_Given exercise_
Identify each line in the records below that contains the word "image", and copy it.

_Data supplied_
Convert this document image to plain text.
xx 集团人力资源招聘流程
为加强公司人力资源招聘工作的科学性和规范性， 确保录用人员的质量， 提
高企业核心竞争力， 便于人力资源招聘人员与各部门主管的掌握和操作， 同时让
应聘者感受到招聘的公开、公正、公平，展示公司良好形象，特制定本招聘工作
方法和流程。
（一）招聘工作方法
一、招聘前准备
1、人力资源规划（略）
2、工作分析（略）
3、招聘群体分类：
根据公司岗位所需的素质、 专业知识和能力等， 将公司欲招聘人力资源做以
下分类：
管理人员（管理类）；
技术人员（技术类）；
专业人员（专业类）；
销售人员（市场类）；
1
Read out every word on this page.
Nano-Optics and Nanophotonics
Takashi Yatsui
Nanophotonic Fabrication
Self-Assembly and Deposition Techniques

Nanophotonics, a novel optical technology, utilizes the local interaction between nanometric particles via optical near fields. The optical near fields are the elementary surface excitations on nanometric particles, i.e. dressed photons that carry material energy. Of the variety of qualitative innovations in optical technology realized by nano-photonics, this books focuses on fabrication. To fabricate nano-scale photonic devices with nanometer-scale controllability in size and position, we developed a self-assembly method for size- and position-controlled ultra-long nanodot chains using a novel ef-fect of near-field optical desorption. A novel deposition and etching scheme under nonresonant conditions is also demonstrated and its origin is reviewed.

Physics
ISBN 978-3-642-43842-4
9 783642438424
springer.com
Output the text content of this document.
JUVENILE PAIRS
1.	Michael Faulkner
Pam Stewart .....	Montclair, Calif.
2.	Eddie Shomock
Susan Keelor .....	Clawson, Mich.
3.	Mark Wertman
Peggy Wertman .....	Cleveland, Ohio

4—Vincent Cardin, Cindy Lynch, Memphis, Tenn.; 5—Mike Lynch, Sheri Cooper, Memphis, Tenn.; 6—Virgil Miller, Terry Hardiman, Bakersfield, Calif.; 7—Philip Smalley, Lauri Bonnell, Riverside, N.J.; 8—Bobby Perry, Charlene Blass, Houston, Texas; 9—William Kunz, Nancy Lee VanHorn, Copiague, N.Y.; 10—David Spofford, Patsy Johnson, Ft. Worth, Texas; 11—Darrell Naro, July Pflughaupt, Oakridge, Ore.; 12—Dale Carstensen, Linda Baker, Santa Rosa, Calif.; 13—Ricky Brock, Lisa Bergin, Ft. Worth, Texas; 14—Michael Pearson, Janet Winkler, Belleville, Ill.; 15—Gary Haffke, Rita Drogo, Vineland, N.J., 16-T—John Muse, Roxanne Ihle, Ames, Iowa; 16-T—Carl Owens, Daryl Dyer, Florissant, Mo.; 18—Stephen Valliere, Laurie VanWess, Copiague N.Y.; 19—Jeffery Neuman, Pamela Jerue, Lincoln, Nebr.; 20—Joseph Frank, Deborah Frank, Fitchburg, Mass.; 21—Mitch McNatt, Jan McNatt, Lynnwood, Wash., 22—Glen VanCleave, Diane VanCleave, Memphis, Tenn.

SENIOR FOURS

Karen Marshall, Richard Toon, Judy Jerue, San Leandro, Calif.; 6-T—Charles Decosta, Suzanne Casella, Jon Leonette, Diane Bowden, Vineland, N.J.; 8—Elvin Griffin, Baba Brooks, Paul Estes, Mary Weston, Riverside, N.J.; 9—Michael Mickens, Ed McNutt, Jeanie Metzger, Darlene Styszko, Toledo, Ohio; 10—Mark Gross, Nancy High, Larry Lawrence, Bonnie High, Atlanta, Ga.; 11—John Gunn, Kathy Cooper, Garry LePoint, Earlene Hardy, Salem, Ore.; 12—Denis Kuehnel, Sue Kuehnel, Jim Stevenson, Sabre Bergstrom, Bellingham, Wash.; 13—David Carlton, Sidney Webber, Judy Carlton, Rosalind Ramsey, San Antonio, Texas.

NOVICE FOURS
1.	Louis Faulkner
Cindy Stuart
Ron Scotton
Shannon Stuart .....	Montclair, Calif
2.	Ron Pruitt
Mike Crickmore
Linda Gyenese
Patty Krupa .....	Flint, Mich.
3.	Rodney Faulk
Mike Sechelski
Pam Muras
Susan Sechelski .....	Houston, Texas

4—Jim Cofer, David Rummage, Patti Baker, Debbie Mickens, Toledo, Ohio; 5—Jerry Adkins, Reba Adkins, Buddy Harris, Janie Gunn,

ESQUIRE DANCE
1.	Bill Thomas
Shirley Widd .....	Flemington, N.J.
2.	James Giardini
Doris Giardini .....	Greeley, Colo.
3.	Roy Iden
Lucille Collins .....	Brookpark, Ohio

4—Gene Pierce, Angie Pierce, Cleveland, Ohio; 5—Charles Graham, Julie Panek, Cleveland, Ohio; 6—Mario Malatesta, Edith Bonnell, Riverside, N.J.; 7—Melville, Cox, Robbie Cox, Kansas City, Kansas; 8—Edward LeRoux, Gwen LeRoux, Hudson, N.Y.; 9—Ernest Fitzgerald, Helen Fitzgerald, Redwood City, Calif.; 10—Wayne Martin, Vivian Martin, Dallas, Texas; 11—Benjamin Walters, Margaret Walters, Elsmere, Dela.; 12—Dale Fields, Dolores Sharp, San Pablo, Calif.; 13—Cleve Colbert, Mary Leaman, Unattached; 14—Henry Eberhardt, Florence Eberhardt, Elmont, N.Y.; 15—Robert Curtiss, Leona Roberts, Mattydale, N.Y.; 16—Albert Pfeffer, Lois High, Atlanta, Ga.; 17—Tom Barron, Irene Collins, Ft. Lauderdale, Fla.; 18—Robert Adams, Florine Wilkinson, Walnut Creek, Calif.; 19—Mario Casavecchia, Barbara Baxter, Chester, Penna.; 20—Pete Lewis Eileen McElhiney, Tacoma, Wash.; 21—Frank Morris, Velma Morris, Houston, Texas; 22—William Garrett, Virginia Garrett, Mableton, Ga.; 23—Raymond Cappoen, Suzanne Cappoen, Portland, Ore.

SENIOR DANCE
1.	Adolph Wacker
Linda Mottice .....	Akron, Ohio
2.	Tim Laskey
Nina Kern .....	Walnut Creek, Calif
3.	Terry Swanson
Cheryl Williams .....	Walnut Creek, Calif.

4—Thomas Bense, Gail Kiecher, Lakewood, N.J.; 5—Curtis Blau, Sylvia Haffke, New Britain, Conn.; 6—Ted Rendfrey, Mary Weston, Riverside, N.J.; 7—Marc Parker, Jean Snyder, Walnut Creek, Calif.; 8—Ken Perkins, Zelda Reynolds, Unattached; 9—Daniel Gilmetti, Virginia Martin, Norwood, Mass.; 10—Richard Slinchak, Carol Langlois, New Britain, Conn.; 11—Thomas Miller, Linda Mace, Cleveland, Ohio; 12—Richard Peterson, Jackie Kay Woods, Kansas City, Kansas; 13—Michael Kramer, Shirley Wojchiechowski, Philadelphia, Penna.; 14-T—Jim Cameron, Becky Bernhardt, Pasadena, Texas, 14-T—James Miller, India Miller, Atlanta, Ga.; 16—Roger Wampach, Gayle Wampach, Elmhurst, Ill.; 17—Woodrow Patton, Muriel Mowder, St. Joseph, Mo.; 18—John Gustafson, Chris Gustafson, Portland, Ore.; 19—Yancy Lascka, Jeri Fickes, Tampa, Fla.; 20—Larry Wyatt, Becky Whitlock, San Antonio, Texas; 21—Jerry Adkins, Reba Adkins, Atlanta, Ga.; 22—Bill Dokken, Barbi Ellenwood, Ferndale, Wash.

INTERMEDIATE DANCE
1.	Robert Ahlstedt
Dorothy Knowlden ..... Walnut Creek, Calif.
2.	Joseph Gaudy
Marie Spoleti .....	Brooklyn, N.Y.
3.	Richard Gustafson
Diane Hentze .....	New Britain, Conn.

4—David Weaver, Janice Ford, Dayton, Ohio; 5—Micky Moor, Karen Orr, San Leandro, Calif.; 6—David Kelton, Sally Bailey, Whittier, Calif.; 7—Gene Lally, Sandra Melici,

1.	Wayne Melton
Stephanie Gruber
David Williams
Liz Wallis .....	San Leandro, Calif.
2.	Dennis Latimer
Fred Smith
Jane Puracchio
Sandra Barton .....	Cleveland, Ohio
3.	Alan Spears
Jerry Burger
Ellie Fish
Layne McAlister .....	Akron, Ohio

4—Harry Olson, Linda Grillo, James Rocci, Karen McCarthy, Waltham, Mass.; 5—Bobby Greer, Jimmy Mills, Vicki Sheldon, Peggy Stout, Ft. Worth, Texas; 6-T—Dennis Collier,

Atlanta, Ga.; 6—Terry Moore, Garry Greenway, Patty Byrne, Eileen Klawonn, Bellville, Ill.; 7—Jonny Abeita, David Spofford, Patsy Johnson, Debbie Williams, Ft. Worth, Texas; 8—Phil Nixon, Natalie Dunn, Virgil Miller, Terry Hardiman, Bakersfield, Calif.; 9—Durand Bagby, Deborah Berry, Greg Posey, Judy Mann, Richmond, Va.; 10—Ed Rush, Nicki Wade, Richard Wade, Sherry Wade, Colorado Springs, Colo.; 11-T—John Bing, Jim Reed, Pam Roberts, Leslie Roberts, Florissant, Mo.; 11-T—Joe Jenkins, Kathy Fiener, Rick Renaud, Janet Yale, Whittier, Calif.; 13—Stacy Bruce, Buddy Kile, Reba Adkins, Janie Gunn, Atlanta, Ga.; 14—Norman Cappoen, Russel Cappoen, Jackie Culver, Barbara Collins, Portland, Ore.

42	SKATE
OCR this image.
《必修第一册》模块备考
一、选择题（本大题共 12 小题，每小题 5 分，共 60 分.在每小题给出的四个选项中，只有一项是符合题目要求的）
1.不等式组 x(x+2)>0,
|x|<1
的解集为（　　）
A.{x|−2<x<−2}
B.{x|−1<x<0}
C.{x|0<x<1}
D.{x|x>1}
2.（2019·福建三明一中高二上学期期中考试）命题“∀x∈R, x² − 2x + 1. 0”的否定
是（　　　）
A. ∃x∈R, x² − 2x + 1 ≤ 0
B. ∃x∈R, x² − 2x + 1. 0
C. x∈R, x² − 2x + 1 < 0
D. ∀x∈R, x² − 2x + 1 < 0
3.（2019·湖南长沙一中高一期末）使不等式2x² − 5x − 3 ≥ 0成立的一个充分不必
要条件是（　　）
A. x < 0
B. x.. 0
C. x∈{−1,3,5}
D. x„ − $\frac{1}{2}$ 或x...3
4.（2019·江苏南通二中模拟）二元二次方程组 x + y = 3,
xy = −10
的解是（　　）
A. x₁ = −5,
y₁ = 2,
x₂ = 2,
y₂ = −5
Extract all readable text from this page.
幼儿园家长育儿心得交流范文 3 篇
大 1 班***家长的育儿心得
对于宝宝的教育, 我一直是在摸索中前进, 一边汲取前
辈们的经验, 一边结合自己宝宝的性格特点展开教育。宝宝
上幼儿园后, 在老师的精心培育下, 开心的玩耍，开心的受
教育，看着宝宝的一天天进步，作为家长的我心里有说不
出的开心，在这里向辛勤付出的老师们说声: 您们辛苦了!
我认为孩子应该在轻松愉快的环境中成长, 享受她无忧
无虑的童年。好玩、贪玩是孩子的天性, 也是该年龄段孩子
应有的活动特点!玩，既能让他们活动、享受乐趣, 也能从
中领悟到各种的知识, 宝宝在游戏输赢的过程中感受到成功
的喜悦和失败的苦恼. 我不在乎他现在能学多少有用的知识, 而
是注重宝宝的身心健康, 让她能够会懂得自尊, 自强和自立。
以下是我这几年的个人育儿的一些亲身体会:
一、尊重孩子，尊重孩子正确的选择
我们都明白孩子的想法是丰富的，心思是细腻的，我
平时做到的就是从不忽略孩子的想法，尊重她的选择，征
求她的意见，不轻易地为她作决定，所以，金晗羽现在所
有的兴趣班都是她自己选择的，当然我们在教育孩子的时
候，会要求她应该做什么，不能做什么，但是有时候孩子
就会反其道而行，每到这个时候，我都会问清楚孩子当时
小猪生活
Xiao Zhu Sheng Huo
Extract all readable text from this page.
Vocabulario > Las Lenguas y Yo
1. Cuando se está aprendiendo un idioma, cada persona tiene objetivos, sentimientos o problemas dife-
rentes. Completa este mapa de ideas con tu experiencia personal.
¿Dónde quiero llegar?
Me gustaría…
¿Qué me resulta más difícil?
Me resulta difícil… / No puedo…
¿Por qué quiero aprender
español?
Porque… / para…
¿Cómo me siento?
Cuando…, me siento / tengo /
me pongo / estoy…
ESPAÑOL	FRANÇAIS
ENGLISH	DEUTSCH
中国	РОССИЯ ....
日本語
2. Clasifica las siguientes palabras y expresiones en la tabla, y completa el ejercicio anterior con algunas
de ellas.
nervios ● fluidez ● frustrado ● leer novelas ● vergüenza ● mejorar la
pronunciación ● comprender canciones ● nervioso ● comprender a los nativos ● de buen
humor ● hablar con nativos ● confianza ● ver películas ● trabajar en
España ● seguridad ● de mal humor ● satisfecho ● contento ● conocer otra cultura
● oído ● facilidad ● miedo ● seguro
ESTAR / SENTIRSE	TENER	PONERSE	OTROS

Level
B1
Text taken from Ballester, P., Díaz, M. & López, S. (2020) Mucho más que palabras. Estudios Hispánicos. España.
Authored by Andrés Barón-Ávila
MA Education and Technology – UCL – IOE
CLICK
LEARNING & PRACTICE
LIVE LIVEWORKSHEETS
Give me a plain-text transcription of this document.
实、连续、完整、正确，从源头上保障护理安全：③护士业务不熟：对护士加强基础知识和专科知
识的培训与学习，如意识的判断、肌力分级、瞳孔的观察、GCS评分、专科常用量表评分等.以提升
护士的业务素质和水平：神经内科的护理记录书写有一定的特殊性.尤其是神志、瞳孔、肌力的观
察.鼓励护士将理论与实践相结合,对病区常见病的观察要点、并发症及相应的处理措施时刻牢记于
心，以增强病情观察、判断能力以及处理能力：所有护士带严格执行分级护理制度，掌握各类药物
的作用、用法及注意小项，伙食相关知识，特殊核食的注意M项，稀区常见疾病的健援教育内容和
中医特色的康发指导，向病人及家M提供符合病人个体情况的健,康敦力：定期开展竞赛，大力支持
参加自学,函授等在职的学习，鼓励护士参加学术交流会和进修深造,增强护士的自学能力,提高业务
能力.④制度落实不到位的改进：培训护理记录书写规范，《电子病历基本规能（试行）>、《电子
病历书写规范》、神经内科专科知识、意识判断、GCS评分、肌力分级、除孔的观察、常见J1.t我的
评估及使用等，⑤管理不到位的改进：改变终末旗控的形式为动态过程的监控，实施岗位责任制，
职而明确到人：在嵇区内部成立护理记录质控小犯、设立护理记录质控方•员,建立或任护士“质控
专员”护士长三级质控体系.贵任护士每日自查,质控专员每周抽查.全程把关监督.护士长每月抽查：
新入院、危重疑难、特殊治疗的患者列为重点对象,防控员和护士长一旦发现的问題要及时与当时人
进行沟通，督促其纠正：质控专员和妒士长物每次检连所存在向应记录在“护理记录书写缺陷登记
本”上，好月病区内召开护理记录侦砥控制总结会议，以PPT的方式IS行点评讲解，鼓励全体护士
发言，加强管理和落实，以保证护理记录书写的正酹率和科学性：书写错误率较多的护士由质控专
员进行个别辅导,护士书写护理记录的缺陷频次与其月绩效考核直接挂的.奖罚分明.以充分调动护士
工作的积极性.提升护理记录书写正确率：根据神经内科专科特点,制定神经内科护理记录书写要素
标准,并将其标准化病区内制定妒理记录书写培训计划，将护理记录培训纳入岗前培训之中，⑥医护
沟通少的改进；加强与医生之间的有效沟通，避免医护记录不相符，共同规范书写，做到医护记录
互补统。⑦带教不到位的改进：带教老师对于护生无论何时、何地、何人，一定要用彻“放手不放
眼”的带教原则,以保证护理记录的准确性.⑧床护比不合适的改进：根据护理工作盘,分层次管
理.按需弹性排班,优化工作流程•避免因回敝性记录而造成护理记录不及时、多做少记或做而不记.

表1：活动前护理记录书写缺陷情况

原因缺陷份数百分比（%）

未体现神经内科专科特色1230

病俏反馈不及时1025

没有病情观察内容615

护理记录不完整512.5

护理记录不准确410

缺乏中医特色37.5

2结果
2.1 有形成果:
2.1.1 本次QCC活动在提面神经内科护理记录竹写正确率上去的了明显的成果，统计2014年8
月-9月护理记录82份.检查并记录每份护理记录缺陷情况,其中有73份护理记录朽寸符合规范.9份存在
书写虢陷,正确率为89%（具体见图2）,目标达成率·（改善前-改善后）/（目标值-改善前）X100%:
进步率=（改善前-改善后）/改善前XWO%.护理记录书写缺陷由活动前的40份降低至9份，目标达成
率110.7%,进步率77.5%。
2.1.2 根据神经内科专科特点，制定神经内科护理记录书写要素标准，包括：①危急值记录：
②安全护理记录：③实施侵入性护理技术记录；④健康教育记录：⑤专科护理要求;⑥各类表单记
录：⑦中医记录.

_Written response_
Convert this document image to plain text.
OCR this image.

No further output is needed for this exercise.